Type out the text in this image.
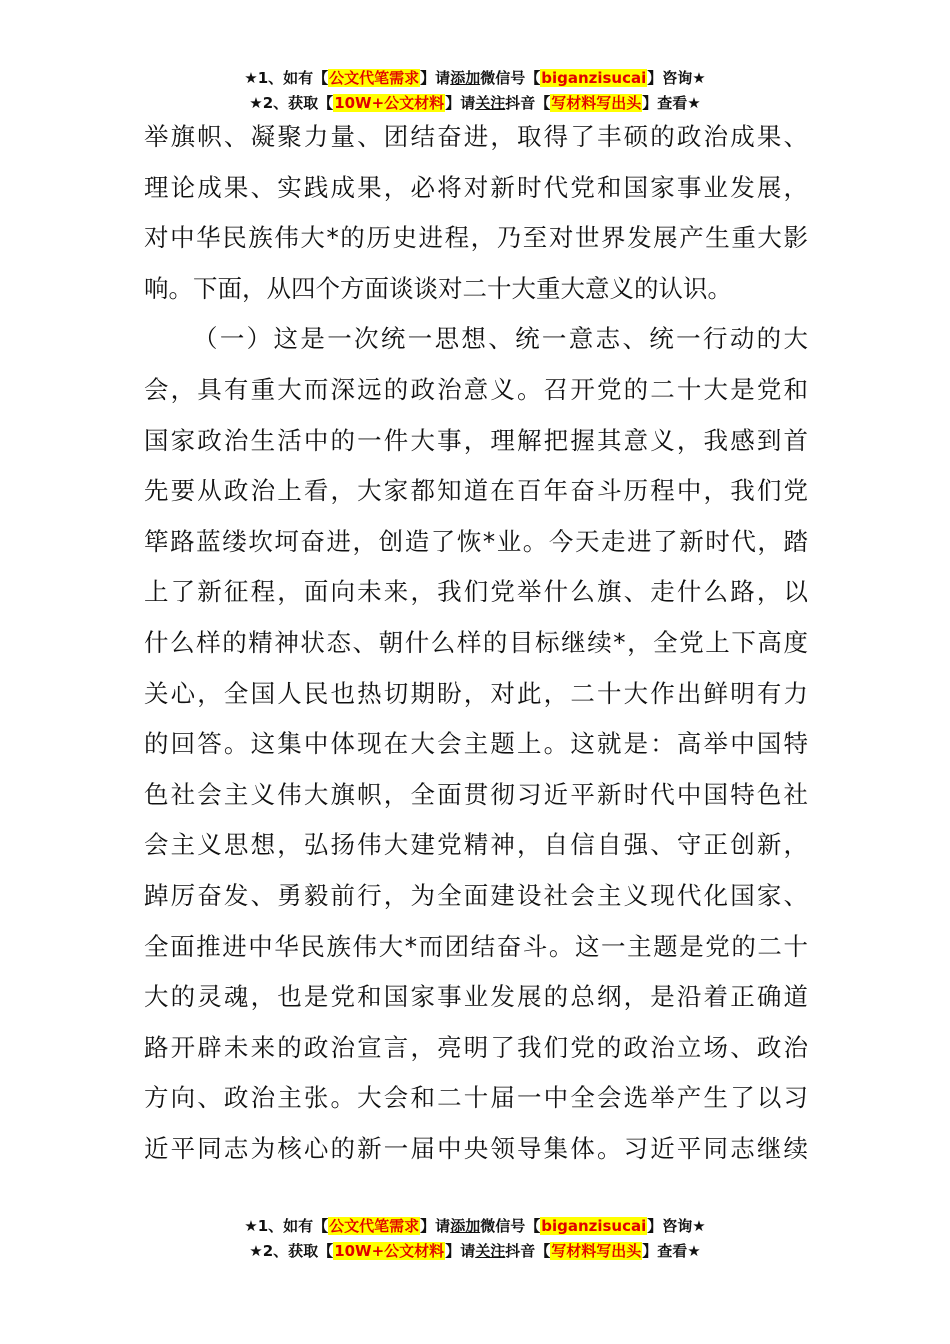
★1、如有【公文代笔需求】请添加微信号【biganzisucai】咨询★
★2、获取【10W+公文材料】请关注抖音【写材料写出头】查看★

举旗帜、凝聚力量、团结奋进，取得了丰硕的政治成果、
理论成果、实践成果，必将对新时代党和国家事业发展，
对中华民族伟大*的历史进程，乃至对世界发展产生重大影
响。下面，从四个方面谈谈对二十大重大意义的认识。

（一）这是一次统一思想、统一意志、统一行动的大
会，具有重大而深远的政治意义。召开党的二十大是党和
国家政治生活中的一件大事，理解把握其意义，我感到首
先要从政治上看，大家都知道在百年奋斗历程中，我们党
筚路蓝缕坎坷奋进，创造了恢*业。今天走进了新时代，踏
上了新征程，面向未来，我们党举什么旗、走什么路，以
什么样的精神状态、朝什么样的目标继续*，全党上下高度
关心，全国人民也热切期盼，对此，二十大作出鲜明有力
的回答。这集中体现在大会主题上。这就是：高举中国特
色社会主义伟大旗帜，全面贯彻习近平新时代中国特色社
会主义思想，弘扬伟大建党精神，自信自强、守正创新，
踔厉奋发、勇毅前行，为全面建设社会主义现代化国家、
全面推进中华民族伟大*而团结奋斗。这一主题是党的二十
大的灵魂，也是党和国家事业发展的总纲，是沿着正确道
路开辟未来的政治宣言，亮明了我们党的政治立场、政治
方向、政治主张。大会和二十届一中全会选举产生了以习
近平同志为核心的新一届中央领导集体。习近平同志继续

★1、如有【公文代笔需求】请添加微信号【biganzisucai】咨询★
★2、获取【10W+公文材料】请关注抖音【写材料写出头】查看★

────

Repeat the entries exactly. Pictures are excluded from the copy.

§ **WRITTEN ANSWER**
Type out the text in this image.
★1、如有【公文代笔需求】请添加微信号【biganzisucai】咨询★
★2、获取【10W+公文材料】请关注抖音【写材料写出头】查看★

举旗帜、凝聚力量、团结奋进，取得了丰硕的政治成果、
理论成果、实践成果，必将对新时代党和国家事业发展，
对中华民族伟大*的历史进程，乃至对世界发展产生重大影
响。下面，从四个方面谈谈对二十大重大意义的认识。

（一）这是一次统一思想、统一意志、统一行动的大
会，具有重大而深远的政治意义。召开党的二十大是党和
国家政治生活中的一件大事，理解把握其意义，我感到首
先要从政治上看，大家都知道在百年奋斗历程中，我们党
筚路蓝缕坎坷奋进，创造了恢*业。今天走进了新时代，踏
上了新征程，面向未来，我们党举什么旗、走什么路，以
什么样的精神状态、朝什么样的目标继续*，全党上下高度
关心，全国人民也热切期盼，对此，二十大作出鲜明有力
的回答。这集中体现在大会主题上。这就是：高举中国特
色社会主义伟大旗帜，全面贯彻习近平新时代中国特色社
会主义思想，弘扬伟大建党精神，自信自强、守正创新，
踔厉奋发、勇毅前行，为全面建设社会主义现代化国家、
全面推进中华民族伟大*而团结奋斗。这一主题是党的二十
大的灵魂，也是党和国家事业发展的总纲，是沿着正确道
路开辟未来的政治宣言，亮明了我们党的政治立场、政治
方向、政治主张。大会和二十届一中全会选举产生了以习
近平同志为核心的新一届中央领导集体。习近平同志继续

★1、如有【公文代笔需求】请添加微信号【biganzisucai】咨询★
★2、获取【10W+公文材料】请关注抖音【写材料写出头】查看★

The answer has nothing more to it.